_Task instructions:_ Every record must appear in your copy exactly as written, with no pictures.

[BEGIN Supplied material]

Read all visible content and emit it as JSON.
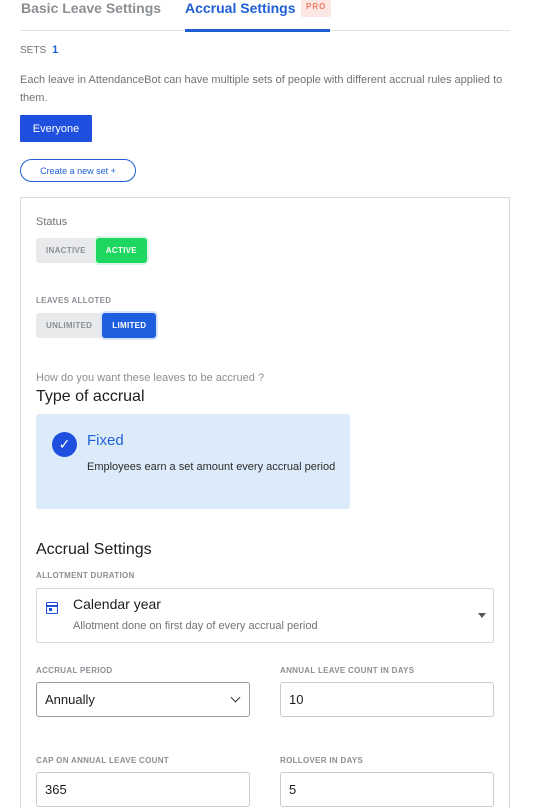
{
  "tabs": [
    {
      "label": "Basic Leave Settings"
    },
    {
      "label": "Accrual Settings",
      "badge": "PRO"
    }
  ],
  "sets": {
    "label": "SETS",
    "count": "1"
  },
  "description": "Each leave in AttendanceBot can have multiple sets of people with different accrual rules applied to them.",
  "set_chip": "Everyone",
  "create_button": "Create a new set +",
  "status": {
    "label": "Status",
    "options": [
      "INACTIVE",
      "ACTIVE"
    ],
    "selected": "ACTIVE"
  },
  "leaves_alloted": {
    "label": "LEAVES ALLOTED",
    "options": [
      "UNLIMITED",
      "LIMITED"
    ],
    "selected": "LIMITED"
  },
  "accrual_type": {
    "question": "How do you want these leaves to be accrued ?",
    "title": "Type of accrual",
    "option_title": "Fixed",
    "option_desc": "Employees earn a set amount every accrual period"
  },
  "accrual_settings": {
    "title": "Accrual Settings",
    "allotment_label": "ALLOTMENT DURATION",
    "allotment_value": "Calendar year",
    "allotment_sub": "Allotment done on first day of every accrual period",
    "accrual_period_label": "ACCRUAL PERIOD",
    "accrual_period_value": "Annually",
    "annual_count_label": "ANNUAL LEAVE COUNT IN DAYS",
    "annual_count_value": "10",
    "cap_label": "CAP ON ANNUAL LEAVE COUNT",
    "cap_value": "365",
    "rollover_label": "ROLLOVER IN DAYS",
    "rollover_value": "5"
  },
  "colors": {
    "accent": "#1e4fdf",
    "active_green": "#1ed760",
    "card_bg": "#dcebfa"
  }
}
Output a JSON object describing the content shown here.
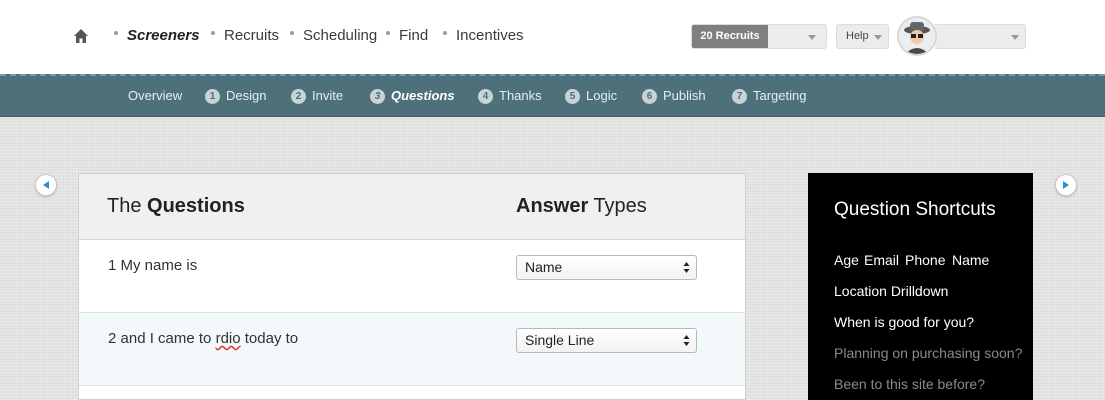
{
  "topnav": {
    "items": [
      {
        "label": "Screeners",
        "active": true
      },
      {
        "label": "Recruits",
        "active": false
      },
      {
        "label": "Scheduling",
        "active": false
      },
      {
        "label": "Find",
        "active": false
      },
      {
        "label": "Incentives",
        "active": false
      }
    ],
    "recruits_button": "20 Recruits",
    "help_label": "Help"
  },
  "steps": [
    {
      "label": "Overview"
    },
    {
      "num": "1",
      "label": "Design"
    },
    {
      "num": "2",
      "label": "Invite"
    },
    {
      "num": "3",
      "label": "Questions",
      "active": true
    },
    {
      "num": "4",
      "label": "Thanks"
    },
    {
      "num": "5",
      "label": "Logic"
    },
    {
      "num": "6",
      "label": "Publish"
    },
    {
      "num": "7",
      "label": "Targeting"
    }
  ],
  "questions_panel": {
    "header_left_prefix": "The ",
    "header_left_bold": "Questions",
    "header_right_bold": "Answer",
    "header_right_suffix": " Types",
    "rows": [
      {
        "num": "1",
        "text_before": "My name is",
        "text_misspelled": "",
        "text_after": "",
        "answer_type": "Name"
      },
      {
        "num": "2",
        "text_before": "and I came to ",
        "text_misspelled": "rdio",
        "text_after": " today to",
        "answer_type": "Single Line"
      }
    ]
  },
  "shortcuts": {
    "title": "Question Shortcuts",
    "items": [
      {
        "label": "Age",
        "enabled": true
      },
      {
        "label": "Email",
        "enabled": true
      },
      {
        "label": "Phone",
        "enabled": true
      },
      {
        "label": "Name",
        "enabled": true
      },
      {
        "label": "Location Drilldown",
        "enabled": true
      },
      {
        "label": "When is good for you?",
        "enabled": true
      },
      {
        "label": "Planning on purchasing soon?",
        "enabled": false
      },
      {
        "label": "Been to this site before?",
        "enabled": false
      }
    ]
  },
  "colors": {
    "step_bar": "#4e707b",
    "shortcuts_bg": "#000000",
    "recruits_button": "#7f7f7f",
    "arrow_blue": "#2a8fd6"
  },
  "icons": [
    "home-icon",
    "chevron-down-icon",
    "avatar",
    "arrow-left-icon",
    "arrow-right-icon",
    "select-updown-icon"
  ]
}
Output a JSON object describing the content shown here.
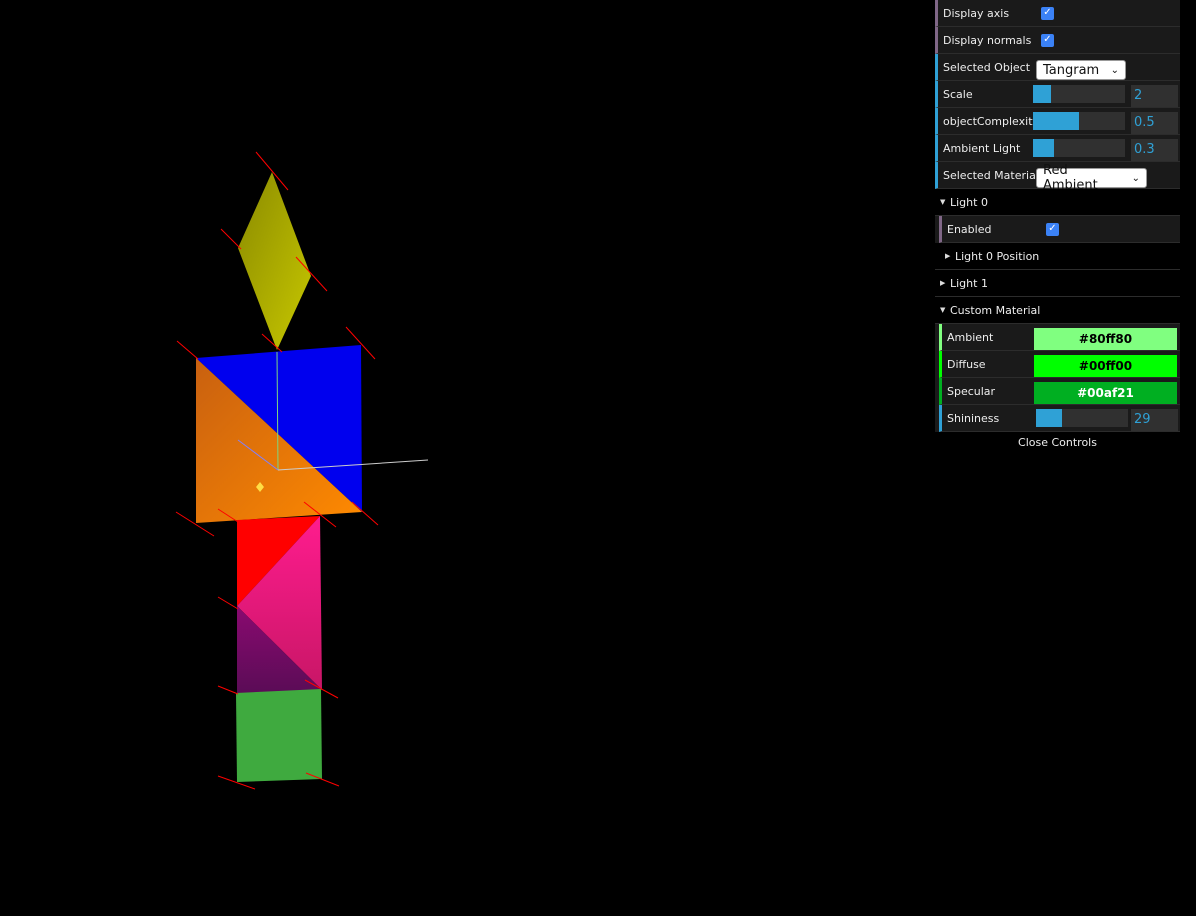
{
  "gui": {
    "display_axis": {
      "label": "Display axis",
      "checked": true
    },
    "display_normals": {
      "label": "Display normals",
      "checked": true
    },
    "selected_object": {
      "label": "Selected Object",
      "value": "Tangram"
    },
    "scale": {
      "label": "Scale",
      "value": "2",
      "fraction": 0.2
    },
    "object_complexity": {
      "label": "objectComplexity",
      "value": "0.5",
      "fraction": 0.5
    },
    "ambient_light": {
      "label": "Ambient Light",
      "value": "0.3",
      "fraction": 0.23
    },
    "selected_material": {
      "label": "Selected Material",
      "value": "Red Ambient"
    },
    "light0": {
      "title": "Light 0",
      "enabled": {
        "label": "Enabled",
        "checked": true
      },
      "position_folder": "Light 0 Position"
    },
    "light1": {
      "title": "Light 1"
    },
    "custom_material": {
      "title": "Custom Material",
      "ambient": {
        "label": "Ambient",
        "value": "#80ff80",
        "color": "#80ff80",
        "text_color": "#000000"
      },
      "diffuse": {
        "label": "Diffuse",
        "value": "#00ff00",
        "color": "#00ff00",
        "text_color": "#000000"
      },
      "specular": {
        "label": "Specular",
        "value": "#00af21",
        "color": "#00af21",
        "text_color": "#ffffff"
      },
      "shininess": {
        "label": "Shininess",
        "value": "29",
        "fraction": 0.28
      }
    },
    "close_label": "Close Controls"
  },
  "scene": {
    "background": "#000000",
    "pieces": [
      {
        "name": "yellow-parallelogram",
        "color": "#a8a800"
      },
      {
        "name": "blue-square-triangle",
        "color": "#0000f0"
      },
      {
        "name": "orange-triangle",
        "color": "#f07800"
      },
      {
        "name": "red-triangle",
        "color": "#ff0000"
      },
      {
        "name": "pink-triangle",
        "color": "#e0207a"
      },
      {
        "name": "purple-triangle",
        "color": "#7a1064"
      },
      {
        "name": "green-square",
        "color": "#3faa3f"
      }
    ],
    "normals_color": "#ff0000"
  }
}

[END Supplied material]

_Result of the exercise:_
Read all visible content and emit it as JSON.
{
  "tabs": [
    {
      "label": "Basic Leave Settings"
    },
    {
      "label": "Accrual Settings",
      "badge": "PRO"
    }
  ],
  "sets": {
    "label": "SETS",
    "count": "1"
  },
  "description": "Each leave in AttendanceBot can have multiple sets of people with different accrual rules applied to them.",
  "set_chip": "Everyone",
  "create_button": "Create a new set +",
  "status": {
    "label": "Status",
    "options": [
      "INACTIVE",
      "ACTIVE"
    ],
    "selected": "ACTIVE"
  },
  "leaves_alloted": {
    "label": "LEAVES ALLOTED",
    "options": [
      "UNLIMITED",
      "LIMITED"
    ],
    "selected": "LIMITED"
  },
  "accrual_type": {
    "question": "How do you want these leaves to be accrued ?",
    "title": "Type of accrual",
    "option_title": "Fixed",
    "option_desc": "Employees earn a set amount every accrual period"
  },
  "accrual_settings": {
    "title": "Accrual Settings",
    "allotment_label": "ALLOTMENT DURATION",
    "allotment_value": "Calendar year",
    "allotment_sub": "Allotment done on first day of every accrual period",
    "accrual_period_label": "ACCRUAL PERIOD",
    "accrual_period_value": "Annually",
    "annual_count_label": "ANNUAL LEAVE COUNT IN DAYS",
    "annual_count_value": "10",
    "cap_label": "CAP ON ANNUAL LEAVE COUNT",
    "cap_value": "365",
    "rollover_label": "ROLLOVER IN DAYS",
    "rollover_value": "5"
  },
  "colors": {
    "accent": "#1e4fdf",
    "active_green": "#1ed760",
    "card_bg": "#dcebfa"
  }
}
Output a JSON object describing the content shown here.
{
  "topnav": {
    "items": [
      {
        "label": "Screeners",
        "active": true
      },
      {
        "label": "Recruits",
        "active": false
      },
      {
        "label": "Scheduling",
        "active": false
      },
      {
        "label": "Find",
        "active": false
      },
      {
        "label": "Incentives",
        "active": false
      }
    ],
    "recruits_button": "20 Recruits",
    "help_label": "Help"
  },
  "steps": [
    {
      "label": "Overview"
    },
    {
      "num": "1",
      "label": "Design"
    },
    {
      "num": "2",
      "label": "Invite"
    },
    {
      "num": "3",
      "label": "Questions",
      "active": true
    },
    {
      "num": "4",
      "label": "Thanks"
    },
    {
      "num": "5",
      "label": "Logic"
    },
    {
      "num": "6",
      "label": "Publish"
    },
    {
      "num": "7",
      "label": "Targeting"
    }
  ],
  "questions_panel": {
    "header_left_prefix": "The ",
    "header_left_bold": "Questions",
    "header_right_bold": "Answer",
    "header_right_suffix": " Types",
    "rows": [
      {
        "num": "1",
        "text_before": "My name is",
        "text_misspelled": "",
        "text_after": "",
        "answer_type": "Name"
      },
      {
        "num": "2",
        "text_before": "and I came to ",
        "text_misspelled": "rdio",
        "text_after": " today to",
        "answer_type": "Single Line"
      }
    ]
  },
  "shortcuts": {
    "title": "Question Shortcuts",
    "items": [
      {
        "label": "Age",
        "enabled": true
      },
      {
        "label": "Email",
        "enabled": true
      },
      {
        "label": "Phone",
        "enabled": true
      },
      {
        "label": "Name",
        "enabled": true
      },
      {
        "label": "Location Drilldown",
        "enabled": true
      },
      {
        "label": "When is good for you?",
        "enabled": true
      },
      {
        "label": "Planning on purchasing soon?",
        "enabled": false
      },
      {
        "label": "Been to this site before?",
        "enabled": false
      }
    ]
  },
  "colors": {
    "step_bar": "#4e707b",
    "shortcuts_bg": "#000000",
    "recruits_button": "#7f7f7f",
    "arrow_blue": "#2a8fd6"
  },
  "icons": [
    "home-icon",
    "chevron-down-icon",
    "avatar",
    "arrow-left-icon",
    "arrow-right-icon",
    "select-updown-icon"
  ]
}
Output a JSON object describing the content shown here.
{
  "gui": {
    "display_axis": {
      "label": "Display axis",
      "checked": true
    },
    "display_normals": {
      "label": "Display normals",
      "checked": true
    },
    "selected_object": {
      "label": "Selected Object",
      "value": "Tangram"
    },
    "scale": {
      "label": "Scale",
      "value": "2",
      "fraction": 0.2
    },
    "object_complexity": {
      "label": "objectComplexity",
      "value": "0.5",
      "fraction": 0.5
    },
    "ambient_light": {
      "label": "Ambient Light",
      "value": "0.3",
      "fraction": 0.23
    },
    "selected_material": {
      "label": "Selected Material",
      "value": "Red Ambient"
    },
    "light0": {
      "title": "Light 0",
      "enabled": {
        "label": "Enabled",
        "checked": true
      },
      "position_folder": "Light 0 Position"
    },
    "light1": {
      "title": "Light 1"
    },
    "custom_material": {
      "title": "Custom Material",
      "ambient": {
        "label": "Ambient",
        "value": "#80ff80",
        "color": "#80ff80",
        "text_color": "#000000"
      },
      "diffuse": {
        "label": "Diffuse",
        "value": "#00ff00",
        "color": "#00ff00",
        "text_color": "#000000"
      },
      "specular": {
        "label": "Specular",
        "value": "#00af21",
        "color": "#00af21",
        "text_color": "#ffffff"
      },
      "shininess": {
        "label": "Shininess",
        "value": "29",
        "fraction": 0.28
      }
    },
    "close_label": "Close Controls"
  },
  "scene": {
    "background": "#000000",
    "pieces": [
      {
        "name": "yellow-parallelogram",
        "color": "#a8a800"
      },
      {
        "name": "blue-square-triangle",
        "color": "#0000f0"
      },
      {
        "name": "orange-triangle",
        "color": "#f07800"
      },
      {
        "name": "red-triangle",
        "color": "#ff0000"
      },
      {
        "name": "pink-triangle",
        "color": "#e0207a"
      },
      {
        "name": "purple-triangle",
        "color": "#7a1064"
      },
      {
        "name": "green-square",
        "color": "#3faa3f"
      }
    ],
    "normals_color": "#ff0000"
  }
}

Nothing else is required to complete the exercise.